● **Instruction**
Would you transcribe all of the data exactly, down to the last character?

● **Data for this task**
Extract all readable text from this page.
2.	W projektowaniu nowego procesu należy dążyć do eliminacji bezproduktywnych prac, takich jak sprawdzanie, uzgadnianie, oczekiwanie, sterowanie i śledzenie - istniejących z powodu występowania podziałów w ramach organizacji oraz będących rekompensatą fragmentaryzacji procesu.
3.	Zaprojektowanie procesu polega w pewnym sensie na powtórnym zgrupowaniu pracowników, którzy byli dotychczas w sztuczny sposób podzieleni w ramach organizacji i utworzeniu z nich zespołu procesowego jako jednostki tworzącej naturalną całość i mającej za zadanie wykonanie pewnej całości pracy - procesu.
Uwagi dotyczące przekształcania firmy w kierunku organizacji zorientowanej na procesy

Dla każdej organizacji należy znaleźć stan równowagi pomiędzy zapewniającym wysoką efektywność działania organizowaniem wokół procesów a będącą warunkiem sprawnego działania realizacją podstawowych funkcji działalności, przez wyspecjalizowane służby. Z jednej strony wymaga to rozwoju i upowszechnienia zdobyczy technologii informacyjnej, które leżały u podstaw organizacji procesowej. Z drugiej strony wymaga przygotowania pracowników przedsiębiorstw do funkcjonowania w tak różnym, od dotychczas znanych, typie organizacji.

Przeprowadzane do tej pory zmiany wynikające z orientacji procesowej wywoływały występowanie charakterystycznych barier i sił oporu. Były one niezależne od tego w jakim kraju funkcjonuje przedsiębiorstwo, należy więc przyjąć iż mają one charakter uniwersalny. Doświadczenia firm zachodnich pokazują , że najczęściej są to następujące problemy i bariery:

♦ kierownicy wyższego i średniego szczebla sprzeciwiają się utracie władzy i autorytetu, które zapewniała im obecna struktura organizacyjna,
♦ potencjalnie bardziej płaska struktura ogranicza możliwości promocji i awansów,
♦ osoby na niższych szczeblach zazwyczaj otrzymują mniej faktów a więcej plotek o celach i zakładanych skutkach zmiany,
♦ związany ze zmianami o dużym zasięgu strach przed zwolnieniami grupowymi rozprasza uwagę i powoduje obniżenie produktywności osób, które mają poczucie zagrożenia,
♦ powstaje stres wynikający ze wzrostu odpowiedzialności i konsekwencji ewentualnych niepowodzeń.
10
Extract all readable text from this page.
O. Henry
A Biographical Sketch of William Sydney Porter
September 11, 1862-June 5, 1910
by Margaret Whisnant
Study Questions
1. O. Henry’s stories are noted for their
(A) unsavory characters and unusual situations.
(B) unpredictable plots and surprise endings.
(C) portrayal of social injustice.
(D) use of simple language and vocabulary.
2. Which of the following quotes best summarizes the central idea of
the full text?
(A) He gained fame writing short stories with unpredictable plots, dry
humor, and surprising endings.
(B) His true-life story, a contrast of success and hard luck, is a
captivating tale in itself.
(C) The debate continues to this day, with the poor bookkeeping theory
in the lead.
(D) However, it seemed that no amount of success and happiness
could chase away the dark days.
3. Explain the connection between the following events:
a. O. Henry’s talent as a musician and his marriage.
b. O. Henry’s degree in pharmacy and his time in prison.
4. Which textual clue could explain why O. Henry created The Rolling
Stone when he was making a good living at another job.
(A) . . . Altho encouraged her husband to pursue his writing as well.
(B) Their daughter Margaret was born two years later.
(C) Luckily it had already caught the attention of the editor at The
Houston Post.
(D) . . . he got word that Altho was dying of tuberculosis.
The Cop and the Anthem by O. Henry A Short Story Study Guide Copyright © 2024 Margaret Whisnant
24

● **Written reply**
Extract all readable text from this page.
2.	W projektowaniu nowego procesu należy dążyć do eliminacji bezproduktywnych prac, takich jak sprawdzanie, uzgadnianie, oczekiwanie, sterowanie i śledzenie - istniejących z powodu występowania podziałów w ramach organizacji oraz będących rekompensatą fragmentaryzacji procesu.
3.	Zaprojektowanie procesu polega w pewnym sensie na powtórnym zgrupowaniu pracowników, którzy byli dotychczas w sztuczny sposób podzieleni w ramach organizacji i utworzeniu z nich zespołu procesowego jako jednostki tworzącej naturalną całość i mającej za zadanie wykonanie pewnej całości pracy - procesu.
Uwagi dotyczące przekształcania firmy w kierunku organizacji zorientowanej na procesy

Dla każdej organizacji należy znaleźć stan równowagi pomiędzy zapewniającym wysoką efektywność działania organizowaniem wokół procesów a będącą warunkiem sprawnego działania realizacją podstawowych funkcji działalności, przez wyspecjalizowane służby. Z jednej strony wymaga to rozwoju i upowszechnienia zdobyczy technologii informacyjnej, które leżały u podstaw organizacji procesowej. Z drugiej strony wymaga przygotowania pracowników przedsiębiorstw do funkcjonowania w tak różnym, od dotychczas znanych, typie organizacji.

Przeprowadzane do tej pory zmiany wynikające z orientacji procesowej wywoływały występowanie charakterystycznych barier i sił oporu. Były one niezależne od tego w jakim kraju funkcjonuje przedsiębiorstwo, należy więc przyjąć iż mają one charakter uniwersalny. Doświadczenia firm zachodnich pokazują , że najczęściej są to następujące problemy i bariery:

♦ kierownicy wyższego i średniego szczebla sprzeciwiają się utracie władzy i autorytetu, które zapewniała im obecna struktura organizacyjna,
♦ potencjalnie bardziej płaska struktura ogranicza możliwości promocji i awansów,
♦ osoby na niższych szczeblach zazwyczaj otrzymują mniej faktów a więcej plotek o celach i zakładanych skutkach zmiany,
♦ związany ze zmianami o dużym zasięgu strach przed zwolnieniami grupowymi rozprasza uwagę i powoduje obniżenie produktywności osób, które mają poczucie zagrożenia,
♦ powstaje stres wynikający ze wzrostu odpowiedzialności i konsekwencji ewentualnych niepowodzeń.
10
Extract all readable text from this page.
O. Henry
A Biographical Sketch of William Sydney Porter
September 11, 1862-June 5, 1910
by Margaret Whisnant
Study Questions
1. O. Henry’s stories are noted for their
(A) unsavory characters and unusual situations.
(B) unpredictable plots and surprise endings.
(C) portrayal of social injustice.
(D) use of simple language and vocabulary.
2. Which of the following quotes best summarizes the central idea of
the full text?
(A) He gained fame writing short stories with unpredictable plots, dry
humor, and surprising endings.
(B) His true-life story, a contrast of success and hard luck, is a
captivating tale in itself.
(C) The debate continues to this day, with the poor bookkeeping theory
in the lead.
(D) However, it seemed that no amount of success and happiness
could chase away the dark days.
3. Explain the connection between the following events:
a. O. Henry’s talent as a musician and his marriage.
b. O. Henry’s degree in pharmacy and his time in prison.
4. Which textual clue could explain why O. Henry created The Rolling
Stone when he was making a good living at another job.
(A) . . . Altho encouraged her husband to pursue his writing as well.
(B) Their daughter Margaret was born two years later.
(C) Luckily it had already caught the attention of the editor at The
Houston Post.
(D) . . . he got word that Altho was dying of tuberculosis.
The Cop and the Anthem by O. Henry A Short Story Study Guide Copyright © 2024 Margaret Whisnant
24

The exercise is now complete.